Yahoo個人に紹介した論文と比べるとまだまだ大したことはないが、今日紹介するハーバード大学からの論文もにわかには信じがたいし、読んだ後もなぜそうなるか理解できなかった。タイトルは「Oncogenic role of fusion-circRNAs derived from cancer-associated chromosomal translocations (ガンに伴う染色体転座からできる環状融合RNA は発がんに寄与している)」だ。
DNAは転写された後すぐイントロン部分がスプライシングにより除かれる。この除去されたRNAの断端がたまたま融合すると環状RNAとして細胞内に停留することが知られていた。特に最近、このプロセスが偶然の産物ではなく、様々な機能を持っていることも示されている。
おそらくこの著者らは、染色体転座が起こって、正常にはない転写物ができる時も環状RNAが生成されるのか興味を持ったのだろう。染色体転座ががんの引き金になっている白血病や小児癌で、転座により2つの違った遺伝子が融合した部位が転写される時、この環状RNAができるかまず調べ、調べた全ての染色体転座から環状RNAができていることを発見する。
では、こうして出来た環状RNAには機能があるのか、線維芽細胞へ導入して調べると、PML/RAR及びMLL/AF9転座から生成された環状RNAは細胞増殖を促進する。また、同じ環状RNAを転座によるガン遺伝子とともに導入すると、ガンや白血病の発生が促進し、また出来てきたガンは薬剤に抵抗性を示すという結果を示している。

### 課題
a - 読解文の「では、こうして出来た環状RNAには機能があるのか」で始まる段落から、環状RNAについて示された結果をすべて挙げなさい。
b - 読解文で紹介されている論文は、どこの大学から出されたものですか。

(保存済みデータ項目)
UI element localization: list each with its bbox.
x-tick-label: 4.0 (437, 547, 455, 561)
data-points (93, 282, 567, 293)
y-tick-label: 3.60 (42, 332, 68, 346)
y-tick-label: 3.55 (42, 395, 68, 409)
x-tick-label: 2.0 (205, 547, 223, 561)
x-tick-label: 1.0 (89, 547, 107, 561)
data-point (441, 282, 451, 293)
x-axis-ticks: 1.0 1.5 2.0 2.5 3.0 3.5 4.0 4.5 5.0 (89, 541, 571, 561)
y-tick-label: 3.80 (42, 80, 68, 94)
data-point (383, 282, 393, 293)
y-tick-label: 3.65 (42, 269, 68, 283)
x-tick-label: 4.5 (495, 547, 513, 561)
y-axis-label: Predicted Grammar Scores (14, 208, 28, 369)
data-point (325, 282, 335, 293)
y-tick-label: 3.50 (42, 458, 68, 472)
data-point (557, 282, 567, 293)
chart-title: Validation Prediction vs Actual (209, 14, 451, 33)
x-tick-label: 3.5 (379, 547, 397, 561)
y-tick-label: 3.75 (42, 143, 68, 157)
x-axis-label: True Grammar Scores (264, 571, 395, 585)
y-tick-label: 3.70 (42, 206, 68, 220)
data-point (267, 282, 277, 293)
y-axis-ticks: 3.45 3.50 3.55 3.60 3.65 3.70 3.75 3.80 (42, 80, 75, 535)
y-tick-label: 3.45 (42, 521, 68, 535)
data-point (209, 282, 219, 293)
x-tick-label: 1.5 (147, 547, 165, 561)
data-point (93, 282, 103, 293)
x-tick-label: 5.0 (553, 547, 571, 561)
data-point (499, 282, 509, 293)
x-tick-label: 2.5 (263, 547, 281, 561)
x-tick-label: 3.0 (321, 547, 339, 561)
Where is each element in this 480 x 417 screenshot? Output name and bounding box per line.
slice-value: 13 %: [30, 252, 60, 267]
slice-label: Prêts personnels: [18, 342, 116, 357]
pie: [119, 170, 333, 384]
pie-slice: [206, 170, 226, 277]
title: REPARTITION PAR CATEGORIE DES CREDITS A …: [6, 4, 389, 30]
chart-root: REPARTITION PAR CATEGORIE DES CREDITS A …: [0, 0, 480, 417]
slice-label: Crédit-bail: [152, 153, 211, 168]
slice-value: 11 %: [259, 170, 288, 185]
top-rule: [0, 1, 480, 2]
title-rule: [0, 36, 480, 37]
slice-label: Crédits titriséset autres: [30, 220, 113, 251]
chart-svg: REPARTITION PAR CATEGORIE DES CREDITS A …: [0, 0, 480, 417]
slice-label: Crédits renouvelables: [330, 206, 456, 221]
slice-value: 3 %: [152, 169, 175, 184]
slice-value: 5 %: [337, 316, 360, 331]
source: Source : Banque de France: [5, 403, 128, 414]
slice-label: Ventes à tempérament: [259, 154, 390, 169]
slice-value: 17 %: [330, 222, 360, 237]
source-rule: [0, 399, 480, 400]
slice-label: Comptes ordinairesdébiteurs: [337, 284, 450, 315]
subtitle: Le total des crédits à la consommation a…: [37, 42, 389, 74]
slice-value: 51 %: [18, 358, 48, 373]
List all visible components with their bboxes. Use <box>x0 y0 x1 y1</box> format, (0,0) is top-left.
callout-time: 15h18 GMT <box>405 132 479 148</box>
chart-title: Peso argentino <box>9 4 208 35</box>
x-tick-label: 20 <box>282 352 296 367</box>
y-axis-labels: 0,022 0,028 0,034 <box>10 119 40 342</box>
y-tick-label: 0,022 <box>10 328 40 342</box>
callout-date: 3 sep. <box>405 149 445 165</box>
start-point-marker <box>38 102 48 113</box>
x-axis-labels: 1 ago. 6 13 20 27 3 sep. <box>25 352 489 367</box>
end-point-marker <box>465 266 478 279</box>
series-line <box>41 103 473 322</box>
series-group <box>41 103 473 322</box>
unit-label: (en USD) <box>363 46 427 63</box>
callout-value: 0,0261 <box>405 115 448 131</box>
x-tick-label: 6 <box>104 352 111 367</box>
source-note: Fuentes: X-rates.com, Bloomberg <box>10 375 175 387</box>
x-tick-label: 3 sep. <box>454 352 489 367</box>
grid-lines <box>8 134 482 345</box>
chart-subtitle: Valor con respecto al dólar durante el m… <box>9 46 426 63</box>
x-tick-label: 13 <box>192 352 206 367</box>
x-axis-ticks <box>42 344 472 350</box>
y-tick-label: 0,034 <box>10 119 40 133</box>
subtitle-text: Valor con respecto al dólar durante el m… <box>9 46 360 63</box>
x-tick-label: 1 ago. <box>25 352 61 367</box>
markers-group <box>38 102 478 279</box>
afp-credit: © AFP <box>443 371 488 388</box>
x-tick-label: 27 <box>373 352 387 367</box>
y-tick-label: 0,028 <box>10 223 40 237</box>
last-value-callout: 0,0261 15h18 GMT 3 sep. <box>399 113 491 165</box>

### 解答
a -
・線維芽細胞へ導入すると、PML/RAR及びMLL/AF9転座から生成された環状RNAは細胞増殖を促進する。
・同じ環状RNAを転座によるガン遺伝子とともに導入すると、ガンや白血病の発生が促進する。
・そうして出来てきたガンは薬剤に抵抗性を示す。

b - ハーバード大学です。